**WHAT THE TASK REQUIRES**
List every line below containing "placement".

**EXTRACTED ENTRIES**
* * * * *

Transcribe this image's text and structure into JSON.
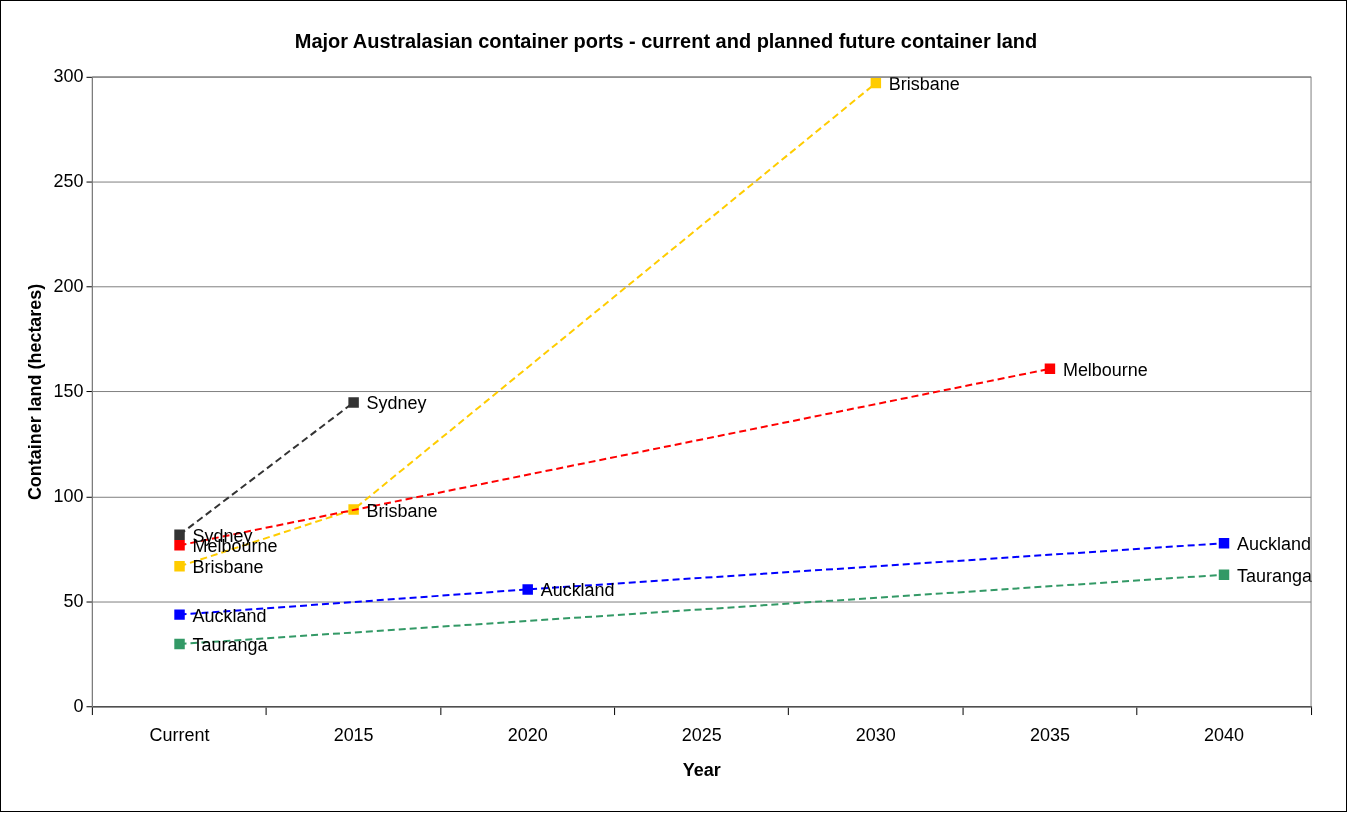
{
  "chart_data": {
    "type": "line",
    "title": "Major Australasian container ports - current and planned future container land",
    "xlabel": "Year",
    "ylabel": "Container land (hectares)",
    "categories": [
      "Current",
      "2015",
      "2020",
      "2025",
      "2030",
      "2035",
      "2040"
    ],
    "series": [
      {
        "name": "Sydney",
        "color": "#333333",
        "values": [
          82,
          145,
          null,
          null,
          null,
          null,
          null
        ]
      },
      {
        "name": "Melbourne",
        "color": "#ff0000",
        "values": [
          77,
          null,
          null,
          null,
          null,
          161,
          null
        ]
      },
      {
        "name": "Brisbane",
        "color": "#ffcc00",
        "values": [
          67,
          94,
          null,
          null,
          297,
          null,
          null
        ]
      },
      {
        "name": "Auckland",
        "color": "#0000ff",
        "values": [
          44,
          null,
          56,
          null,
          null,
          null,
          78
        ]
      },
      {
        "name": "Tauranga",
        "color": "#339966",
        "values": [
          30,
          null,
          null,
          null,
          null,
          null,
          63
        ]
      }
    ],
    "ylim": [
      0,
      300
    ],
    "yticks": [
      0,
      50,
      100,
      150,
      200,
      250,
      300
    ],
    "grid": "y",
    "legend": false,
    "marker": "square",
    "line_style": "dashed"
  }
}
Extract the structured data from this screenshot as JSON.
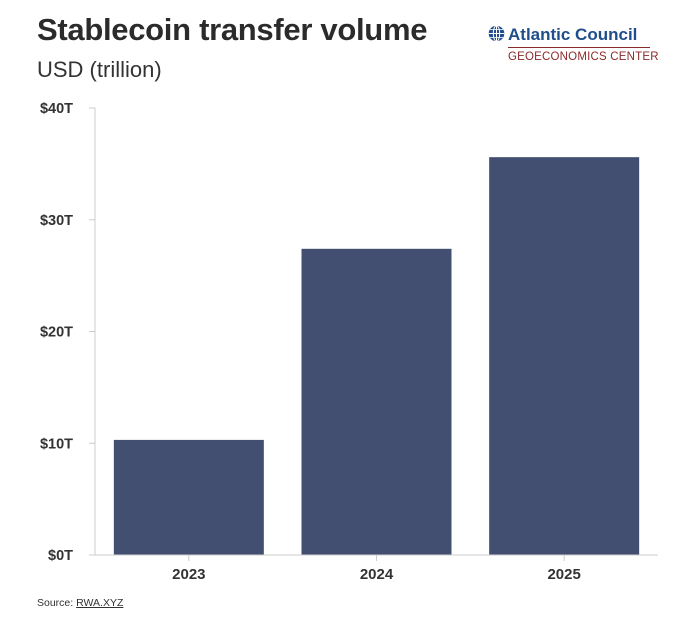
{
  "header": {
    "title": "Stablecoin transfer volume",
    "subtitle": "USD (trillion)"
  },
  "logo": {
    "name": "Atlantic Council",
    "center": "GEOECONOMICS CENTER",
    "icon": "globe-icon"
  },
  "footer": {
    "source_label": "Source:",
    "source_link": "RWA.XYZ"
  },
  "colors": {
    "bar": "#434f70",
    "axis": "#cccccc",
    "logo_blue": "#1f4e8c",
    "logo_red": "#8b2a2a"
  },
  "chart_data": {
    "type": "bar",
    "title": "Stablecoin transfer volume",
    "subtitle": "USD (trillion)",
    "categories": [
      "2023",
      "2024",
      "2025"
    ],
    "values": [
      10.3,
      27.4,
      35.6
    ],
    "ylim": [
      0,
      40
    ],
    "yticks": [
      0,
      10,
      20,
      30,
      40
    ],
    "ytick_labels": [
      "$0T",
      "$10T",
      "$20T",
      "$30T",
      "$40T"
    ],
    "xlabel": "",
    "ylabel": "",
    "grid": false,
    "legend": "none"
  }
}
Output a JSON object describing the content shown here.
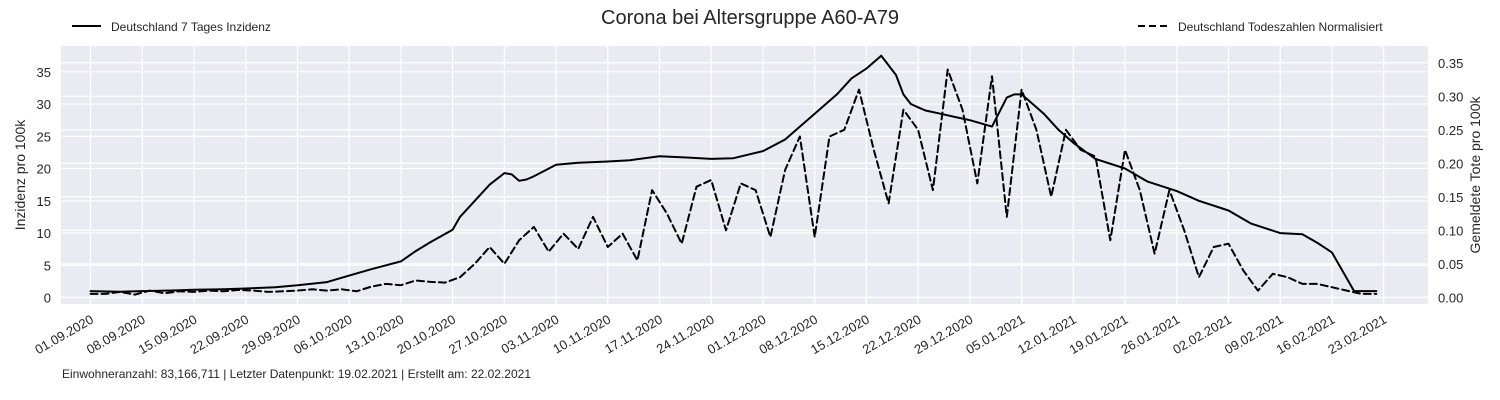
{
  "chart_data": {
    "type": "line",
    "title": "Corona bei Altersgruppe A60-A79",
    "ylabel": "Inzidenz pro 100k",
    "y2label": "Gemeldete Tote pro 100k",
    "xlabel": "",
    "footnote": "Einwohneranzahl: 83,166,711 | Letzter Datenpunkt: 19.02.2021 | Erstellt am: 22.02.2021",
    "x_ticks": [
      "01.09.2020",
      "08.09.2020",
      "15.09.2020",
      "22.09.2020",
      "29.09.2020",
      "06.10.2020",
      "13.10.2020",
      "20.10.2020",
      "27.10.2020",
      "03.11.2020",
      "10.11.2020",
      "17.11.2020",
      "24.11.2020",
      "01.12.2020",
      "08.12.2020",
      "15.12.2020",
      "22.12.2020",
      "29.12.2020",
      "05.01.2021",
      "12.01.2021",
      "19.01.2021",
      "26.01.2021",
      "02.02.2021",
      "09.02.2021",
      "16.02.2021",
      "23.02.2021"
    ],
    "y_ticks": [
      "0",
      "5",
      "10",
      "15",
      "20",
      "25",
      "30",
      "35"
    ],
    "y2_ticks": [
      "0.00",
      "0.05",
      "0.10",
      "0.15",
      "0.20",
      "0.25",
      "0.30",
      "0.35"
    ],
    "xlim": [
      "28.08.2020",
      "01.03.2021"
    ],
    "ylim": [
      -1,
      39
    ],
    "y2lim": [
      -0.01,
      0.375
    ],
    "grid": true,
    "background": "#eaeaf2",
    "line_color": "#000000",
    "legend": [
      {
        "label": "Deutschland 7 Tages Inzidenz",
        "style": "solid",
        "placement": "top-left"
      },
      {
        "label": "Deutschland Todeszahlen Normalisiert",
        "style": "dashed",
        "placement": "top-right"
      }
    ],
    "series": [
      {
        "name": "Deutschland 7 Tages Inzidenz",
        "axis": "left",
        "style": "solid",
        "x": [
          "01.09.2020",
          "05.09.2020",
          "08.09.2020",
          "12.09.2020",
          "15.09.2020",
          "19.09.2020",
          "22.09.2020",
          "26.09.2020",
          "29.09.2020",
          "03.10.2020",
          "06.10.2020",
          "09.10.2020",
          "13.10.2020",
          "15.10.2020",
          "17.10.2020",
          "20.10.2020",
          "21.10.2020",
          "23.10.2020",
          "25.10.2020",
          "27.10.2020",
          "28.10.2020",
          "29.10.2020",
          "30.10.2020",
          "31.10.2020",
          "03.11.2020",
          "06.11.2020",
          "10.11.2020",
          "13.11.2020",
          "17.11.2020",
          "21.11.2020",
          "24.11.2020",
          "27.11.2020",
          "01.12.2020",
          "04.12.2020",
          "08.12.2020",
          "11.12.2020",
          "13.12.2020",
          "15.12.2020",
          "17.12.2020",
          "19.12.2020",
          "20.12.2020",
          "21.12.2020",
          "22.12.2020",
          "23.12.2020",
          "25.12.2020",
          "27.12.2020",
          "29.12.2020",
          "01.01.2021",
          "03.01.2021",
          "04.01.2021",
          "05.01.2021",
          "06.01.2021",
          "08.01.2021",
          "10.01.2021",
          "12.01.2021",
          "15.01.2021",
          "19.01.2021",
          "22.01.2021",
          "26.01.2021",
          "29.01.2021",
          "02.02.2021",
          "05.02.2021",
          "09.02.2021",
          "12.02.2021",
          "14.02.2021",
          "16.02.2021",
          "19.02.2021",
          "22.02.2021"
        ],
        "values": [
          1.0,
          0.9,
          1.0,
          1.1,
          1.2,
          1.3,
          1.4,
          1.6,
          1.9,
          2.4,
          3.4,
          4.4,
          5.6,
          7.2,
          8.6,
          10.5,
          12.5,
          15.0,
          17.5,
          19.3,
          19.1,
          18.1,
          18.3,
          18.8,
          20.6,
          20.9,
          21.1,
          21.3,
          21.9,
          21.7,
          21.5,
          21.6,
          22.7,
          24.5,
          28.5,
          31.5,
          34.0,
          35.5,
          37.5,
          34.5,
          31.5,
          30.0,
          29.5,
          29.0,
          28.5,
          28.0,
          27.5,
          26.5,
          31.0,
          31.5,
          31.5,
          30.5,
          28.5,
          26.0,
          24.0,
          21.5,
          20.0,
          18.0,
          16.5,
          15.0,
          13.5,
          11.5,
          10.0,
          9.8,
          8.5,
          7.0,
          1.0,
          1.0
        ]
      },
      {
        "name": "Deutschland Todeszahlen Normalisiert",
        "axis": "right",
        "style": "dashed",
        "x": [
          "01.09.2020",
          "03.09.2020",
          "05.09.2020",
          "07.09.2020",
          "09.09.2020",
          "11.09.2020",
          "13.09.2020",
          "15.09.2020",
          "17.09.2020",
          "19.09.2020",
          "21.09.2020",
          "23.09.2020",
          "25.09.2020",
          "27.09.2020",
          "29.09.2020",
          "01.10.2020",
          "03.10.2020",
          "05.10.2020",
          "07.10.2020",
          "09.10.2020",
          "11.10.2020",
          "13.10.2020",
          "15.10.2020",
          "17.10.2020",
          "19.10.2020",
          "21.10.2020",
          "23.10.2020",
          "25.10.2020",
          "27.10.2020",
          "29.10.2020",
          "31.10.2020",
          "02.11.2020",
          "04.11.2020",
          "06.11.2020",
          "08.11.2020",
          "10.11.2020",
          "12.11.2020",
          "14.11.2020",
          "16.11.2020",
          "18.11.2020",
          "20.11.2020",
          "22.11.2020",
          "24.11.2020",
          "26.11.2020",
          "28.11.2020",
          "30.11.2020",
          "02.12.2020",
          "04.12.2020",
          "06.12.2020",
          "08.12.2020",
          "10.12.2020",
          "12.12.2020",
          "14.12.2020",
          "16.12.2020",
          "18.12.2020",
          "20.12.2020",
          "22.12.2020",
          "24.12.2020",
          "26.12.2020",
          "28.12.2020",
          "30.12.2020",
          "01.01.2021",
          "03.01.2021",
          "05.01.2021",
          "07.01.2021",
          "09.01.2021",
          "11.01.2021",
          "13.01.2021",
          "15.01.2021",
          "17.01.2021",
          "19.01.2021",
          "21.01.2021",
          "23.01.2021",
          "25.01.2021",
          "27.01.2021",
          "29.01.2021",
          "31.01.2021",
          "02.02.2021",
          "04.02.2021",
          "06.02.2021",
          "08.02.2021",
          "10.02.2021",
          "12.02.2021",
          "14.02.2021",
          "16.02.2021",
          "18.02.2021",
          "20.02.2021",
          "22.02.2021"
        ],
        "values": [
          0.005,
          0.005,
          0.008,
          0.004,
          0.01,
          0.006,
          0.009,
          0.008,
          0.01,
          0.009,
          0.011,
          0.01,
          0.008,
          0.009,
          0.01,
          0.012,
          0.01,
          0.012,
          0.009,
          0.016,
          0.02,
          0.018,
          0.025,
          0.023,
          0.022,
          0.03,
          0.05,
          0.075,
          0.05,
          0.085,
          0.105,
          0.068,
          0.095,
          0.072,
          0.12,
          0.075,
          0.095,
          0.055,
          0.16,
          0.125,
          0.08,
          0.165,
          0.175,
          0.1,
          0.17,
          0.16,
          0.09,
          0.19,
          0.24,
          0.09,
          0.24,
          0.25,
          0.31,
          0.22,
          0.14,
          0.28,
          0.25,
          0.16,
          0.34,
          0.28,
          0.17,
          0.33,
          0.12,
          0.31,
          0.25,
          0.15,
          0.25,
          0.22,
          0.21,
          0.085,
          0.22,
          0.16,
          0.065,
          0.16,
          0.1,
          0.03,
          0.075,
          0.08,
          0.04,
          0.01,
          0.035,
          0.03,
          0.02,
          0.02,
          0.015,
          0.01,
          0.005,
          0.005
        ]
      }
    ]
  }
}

* * * * *

**ANSWER FOR THIS EXERCISE**
        "placement": "top-left"
        "placement": "top-right"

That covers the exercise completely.